Tally up how many lines in the listing below contain the string "Heat", and give only the total.

Records from a collection of figures:
○ ○ ○

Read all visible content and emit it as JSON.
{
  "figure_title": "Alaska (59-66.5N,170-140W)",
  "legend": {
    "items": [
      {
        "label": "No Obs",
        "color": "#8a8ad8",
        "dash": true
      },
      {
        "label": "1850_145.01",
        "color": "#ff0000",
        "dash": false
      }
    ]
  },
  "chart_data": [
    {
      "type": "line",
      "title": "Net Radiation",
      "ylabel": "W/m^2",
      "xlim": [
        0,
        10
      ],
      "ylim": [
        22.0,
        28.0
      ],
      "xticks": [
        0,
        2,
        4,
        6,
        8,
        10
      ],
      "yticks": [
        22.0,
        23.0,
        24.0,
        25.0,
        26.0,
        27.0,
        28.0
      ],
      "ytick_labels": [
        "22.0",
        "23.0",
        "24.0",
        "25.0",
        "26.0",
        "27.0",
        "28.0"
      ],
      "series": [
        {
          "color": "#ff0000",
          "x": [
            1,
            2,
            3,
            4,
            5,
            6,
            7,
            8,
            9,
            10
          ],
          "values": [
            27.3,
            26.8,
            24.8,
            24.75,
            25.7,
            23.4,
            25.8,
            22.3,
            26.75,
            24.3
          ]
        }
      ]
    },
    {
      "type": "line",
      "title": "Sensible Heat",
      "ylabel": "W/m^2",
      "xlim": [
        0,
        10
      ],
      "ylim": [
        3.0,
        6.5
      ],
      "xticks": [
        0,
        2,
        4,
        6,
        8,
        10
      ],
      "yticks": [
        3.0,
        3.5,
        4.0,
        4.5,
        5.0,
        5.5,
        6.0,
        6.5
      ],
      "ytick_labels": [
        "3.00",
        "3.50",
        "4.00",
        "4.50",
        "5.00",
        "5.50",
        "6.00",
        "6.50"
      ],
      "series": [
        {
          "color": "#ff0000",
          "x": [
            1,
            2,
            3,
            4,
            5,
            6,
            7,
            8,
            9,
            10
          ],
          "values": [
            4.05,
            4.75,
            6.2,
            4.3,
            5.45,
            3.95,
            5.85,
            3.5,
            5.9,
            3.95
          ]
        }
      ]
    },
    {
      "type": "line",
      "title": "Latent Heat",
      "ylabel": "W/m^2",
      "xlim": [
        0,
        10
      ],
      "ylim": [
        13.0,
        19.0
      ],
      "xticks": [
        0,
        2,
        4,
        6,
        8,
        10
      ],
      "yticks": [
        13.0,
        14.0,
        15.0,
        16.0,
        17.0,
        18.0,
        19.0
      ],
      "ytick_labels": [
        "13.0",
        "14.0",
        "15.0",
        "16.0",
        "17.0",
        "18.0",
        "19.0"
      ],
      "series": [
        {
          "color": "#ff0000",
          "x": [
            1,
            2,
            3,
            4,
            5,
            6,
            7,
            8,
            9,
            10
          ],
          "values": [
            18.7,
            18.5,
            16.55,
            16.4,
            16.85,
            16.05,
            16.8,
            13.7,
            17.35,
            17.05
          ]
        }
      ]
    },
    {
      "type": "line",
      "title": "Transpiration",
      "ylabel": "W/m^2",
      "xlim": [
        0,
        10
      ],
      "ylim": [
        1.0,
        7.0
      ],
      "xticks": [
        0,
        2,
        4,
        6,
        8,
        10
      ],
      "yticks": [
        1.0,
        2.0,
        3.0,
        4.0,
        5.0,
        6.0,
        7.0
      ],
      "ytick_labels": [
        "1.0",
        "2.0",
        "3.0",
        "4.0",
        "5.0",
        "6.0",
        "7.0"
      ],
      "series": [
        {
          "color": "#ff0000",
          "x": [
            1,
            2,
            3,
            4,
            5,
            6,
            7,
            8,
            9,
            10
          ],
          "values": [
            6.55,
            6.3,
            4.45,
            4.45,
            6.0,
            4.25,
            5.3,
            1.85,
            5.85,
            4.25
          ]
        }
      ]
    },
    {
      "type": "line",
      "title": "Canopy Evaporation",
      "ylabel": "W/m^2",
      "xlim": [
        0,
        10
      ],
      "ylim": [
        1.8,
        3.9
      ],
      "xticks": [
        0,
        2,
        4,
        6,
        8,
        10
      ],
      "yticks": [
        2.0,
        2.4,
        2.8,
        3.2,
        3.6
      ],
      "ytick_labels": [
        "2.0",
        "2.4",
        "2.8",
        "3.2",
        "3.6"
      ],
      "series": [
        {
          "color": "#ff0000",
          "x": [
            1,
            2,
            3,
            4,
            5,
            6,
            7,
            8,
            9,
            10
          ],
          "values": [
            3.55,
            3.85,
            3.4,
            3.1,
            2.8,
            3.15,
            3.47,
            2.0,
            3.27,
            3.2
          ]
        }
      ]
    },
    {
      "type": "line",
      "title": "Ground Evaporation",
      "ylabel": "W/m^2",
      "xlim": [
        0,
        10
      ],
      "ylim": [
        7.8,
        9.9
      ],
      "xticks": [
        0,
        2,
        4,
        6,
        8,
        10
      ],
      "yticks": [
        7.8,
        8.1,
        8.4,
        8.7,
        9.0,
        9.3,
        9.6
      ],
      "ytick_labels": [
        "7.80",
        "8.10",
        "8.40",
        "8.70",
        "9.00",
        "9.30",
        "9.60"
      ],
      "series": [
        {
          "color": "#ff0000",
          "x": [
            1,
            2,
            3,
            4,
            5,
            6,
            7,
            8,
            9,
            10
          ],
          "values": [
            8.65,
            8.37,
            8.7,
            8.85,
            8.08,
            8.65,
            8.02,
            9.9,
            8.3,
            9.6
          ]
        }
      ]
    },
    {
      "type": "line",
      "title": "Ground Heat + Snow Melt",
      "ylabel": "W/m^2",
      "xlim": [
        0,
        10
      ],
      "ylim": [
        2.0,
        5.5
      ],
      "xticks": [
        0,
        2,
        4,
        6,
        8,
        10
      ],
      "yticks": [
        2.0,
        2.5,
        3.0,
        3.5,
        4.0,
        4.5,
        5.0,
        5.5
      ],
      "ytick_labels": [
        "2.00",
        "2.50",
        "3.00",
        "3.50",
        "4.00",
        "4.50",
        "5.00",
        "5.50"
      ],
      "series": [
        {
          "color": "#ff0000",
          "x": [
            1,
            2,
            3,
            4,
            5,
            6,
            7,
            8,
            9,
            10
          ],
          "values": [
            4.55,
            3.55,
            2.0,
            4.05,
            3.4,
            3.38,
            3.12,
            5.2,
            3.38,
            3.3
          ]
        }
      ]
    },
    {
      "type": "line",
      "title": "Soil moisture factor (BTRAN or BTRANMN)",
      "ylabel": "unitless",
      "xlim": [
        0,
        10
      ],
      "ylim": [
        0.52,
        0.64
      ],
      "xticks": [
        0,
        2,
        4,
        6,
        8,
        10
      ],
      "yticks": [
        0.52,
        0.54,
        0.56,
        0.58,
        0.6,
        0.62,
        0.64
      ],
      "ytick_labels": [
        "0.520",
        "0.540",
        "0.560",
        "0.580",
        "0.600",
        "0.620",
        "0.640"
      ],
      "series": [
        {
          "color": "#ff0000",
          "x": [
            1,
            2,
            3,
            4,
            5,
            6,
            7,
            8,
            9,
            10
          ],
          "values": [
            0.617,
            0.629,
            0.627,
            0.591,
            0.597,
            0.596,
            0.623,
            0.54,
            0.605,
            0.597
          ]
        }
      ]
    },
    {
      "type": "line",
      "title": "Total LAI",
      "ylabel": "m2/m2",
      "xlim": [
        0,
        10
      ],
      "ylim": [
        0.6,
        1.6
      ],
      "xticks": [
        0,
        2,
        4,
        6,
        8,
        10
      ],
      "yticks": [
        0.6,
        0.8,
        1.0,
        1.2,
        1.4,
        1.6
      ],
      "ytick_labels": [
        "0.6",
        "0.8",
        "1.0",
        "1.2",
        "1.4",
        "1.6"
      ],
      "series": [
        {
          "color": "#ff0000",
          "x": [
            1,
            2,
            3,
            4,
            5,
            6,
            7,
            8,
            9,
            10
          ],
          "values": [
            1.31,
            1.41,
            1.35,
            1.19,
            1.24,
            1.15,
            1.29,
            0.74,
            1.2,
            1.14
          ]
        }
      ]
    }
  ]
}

○ ○ ○

* _RESPONSE TO THE EXERCISE_
3